DIRECTION - Everything from the line containing "Output a JSON" through the last line of the records below should be printed exactly, please, and nothing else.

--------------------------------

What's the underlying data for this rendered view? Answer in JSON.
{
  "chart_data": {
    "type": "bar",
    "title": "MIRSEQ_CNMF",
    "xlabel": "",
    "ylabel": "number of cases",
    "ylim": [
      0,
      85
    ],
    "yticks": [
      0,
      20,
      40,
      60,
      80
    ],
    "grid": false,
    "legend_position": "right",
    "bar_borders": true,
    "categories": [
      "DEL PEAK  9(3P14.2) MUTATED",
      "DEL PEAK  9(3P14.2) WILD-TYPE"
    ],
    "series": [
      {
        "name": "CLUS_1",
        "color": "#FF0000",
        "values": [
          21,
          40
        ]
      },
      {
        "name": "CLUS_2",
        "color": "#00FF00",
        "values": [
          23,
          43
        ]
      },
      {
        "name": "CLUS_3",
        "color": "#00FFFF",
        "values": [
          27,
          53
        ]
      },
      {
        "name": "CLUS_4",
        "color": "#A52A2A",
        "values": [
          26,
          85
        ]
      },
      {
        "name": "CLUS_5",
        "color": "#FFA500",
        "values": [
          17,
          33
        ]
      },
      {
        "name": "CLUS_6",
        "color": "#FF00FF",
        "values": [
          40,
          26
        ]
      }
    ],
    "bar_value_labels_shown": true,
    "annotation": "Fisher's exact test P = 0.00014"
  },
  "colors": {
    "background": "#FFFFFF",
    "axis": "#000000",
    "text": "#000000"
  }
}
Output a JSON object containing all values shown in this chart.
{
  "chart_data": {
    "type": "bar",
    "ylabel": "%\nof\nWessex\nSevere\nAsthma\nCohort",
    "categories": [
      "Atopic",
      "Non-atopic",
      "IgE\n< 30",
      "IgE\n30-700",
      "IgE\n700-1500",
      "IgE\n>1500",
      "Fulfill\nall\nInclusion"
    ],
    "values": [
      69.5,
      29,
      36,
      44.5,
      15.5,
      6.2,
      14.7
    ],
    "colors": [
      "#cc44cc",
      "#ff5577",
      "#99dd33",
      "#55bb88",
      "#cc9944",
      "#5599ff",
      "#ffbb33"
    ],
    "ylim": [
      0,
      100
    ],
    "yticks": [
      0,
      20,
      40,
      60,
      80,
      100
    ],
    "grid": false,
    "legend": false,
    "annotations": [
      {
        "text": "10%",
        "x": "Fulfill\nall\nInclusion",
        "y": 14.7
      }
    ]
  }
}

--------------------------------

PROBLEM SOLUTION -
Output a JSON object containing all values shown in this chart.
{
  "chart_data": {
    "type": "bar",
    "ylabel": "%\nof\nWessex\nSevere\nAsthma\nCohort",
    "categories": [
      "Atopic",
      "Non-atopic",
      "IgE\n< 30",
      "IgE\n30-700",
      "IgE\n700-1500",
      "IgE\n>1500",
      "Fulfill\nall\nInclusion"
    ],
    "values": [
      69.5,
      29,
      36,
      44.5,
      15.5,
      6.2,
      14.7
    ],
    "colors": [
      "#cc44cc",
      "#ff5577",
      "#99dd33",
      "#55bb88",
      "#cc9944",
      "#5599ff",
      "#ffbb33"
    ],
    "ylim": [
      0,
      100
    ],
    "yticks": [
      0,
      20,
      40,
      60,
      80,
      100
    ],
    "grid": false,
    "legend": false,
    "annotations": [
      {
        "text": "10%",
        "x": "Fulfill\nall\nInclusion",
        "y": 14.7
      }
    ]
  }
}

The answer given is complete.